── Given records

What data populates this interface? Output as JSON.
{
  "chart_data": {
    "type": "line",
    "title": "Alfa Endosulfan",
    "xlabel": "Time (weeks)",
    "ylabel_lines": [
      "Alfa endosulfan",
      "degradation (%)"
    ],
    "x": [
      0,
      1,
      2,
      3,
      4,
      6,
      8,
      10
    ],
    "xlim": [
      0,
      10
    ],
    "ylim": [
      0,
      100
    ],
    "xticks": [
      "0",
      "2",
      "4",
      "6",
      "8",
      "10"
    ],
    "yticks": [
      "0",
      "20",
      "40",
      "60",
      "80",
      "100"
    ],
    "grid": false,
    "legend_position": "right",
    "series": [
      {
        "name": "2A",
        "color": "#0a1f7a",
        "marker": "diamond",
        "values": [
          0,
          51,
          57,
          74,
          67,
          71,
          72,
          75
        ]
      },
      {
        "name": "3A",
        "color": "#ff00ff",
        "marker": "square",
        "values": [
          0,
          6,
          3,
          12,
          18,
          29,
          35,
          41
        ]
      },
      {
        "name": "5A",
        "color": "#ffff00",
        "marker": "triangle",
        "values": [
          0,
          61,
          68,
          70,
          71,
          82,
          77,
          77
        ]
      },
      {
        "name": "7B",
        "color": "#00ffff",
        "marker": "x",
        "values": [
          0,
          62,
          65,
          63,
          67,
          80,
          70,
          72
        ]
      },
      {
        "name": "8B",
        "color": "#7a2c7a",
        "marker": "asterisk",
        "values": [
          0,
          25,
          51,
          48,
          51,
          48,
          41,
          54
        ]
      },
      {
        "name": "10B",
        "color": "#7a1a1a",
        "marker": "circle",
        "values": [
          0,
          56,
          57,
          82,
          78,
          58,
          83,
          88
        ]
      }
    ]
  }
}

────

Stated goal => Go over the data above and copy every line that has the word "marker" in it.

Answer to this exercise =>
        "marker": "diamond",
        "marker": "square",
        "marker": "triangle",
        "marker": "x",
        "marker": "asterisk",
        "marker": "circle",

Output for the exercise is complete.